Data records
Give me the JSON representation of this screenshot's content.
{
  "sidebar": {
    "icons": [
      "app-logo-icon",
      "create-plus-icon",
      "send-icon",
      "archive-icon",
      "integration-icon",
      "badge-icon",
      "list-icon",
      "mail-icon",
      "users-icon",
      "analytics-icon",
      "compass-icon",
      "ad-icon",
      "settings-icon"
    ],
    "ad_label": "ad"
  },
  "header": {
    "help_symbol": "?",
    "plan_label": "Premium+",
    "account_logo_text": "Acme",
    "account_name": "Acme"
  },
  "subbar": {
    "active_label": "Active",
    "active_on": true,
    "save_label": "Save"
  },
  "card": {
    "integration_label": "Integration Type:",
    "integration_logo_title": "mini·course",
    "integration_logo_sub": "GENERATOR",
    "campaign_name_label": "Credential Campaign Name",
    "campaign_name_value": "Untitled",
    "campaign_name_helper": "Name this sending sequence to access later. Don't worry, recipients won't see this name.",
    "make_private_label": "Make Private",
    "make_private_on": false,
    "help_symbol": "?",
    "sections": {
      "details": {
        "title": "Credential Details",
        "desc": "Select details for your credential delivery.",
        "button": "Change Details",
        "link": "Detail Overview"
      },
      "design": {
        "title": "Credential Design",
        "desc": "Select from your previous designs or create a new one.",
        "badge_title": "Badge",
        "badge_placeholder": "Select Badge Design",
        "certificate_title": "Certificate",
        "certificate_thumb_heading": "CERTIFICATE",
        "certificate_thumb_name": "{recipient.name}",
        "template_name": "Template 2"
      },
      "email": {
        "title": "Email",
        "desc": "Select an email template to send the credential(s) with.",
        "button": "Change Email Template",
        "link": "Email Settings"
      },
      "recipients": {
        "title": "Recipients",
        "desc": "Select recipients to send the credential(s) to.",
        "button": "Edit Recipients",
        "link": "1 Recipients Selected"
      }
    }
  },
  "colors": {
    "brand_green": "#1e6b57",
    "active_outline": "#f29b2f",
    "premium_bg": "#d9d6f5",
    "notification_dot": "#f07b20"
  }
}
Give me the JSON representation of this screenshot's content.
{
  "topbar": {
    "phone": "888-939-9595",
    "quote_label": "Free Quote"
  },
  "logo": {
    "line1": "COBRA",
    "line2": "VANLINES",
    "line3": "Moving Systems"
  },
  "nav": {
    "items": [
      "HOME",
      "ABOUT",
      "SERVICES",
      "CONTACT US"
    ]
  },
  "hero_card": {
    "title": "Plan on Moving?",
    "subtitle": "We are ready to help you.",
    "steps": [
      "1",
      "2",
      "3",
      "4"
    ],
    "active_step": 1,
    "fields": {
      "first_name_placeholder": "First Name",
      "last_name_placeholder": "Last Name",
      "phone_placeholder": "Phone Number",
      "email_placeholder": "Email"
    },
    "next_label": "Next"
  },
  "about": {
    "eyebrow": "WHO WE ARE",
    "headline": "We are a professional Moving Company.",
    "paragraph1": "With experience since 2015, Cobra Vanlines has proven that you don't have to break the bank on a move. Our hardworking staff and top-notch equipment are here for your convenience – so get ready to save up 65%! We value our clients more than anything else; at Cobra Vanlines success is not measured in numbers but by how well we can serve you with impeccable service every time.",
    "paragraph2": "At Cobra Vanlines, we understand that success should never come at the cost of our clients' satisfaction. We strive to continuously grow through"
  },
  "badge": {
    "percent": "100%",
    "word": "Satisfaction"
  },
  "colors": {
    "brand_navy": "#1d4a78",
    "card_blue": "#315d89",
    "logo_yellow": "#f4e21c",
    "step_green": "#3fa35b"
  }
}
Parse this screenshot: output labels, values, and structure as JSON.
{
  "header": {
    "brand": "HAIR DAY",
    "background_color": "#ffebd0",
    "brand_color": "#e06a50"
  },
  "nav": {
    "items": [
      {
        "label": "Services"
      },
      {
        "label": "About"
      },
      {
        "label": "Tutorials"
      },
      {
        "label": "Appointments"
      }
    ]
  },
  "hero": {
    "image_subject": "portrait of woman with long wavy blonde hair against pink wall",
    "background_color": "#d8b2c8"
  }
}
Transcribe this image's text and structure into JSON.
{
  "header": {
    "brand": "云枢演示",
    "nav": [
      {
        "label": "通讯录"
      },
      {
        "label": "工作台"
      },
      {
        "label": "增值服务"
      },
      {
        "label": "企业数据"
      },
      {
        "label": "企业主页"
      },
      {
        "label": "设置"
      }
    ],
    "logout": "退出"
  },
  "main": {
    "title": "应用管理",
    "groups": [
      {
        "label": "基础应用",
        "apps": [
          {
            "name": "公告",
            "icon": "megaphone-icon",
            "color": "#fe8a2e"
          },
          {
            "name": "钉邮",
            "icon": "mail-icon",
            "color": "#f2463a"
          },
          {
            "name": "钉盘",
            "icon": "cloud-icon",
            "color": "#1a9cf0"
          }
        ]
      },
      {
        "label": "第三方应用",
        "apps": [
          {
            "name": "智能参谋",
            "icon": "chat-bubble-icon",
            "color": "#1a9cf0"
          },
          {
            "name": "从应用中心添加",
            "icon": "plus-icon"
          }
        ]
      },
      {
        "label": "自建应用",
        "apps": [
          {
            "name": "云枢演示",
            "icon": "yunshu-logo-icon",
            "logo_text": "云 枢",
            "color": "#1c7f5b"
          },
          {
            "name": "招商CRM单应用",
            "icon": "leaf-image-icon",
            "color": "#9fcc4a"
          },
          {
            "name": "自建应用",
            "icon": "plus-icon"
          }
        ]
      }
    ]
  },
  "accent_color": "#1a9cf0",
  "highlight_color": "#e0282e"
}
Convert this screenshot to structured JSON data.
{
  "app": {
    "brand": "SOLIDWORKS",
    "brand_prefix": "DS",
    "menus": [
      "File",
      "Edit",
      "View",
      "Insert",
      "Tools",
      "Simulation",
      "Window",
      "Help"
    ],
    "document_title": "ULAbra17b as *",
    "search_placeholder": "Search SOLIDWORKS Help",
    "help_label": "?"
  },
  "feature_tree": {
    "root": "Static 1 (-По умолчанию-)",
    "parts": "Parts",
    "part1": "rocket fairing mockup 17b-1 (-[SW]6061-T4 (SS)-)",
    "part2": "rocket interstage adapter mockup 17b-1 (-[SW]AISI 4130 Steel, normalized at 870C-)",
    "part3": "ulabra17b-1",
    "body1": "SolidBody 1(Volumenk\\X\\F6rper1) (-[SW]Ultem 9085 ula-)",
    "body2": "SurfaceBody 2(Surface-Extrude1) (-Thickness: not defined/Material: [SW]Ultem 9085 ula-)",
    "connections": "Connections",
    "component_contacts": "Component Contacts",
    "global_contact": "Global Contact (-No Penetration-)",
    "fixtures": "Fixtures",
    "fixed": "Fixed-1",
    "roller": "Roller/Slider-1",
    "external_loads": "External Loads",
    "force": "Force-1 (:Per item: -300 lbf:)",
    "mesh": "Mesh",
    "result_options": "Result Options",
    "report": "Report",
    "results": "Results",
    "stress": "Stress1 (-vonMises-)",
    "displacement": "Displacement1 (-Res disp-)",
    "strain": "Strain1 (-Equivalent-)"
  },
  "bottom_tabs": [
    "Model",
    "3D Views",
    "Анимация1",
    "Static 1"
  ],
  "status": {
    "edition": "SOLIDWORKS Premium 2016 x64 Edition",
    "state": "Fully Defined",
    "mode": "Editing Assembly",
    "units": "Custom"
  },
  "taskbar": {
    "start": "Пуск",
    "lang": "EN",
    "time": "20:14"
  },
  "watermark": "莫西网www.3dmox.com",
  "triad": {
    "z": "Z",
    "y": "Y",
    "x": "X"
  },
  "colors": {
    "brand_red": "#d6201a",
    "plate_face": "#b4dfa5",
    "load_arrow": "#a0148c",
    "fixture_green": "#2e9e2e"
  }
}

▶ _STATED TASK_
Across all the entries, count the lines that contain the word "clients" and give the number by itself.

▶ _THE RESPONSE_
2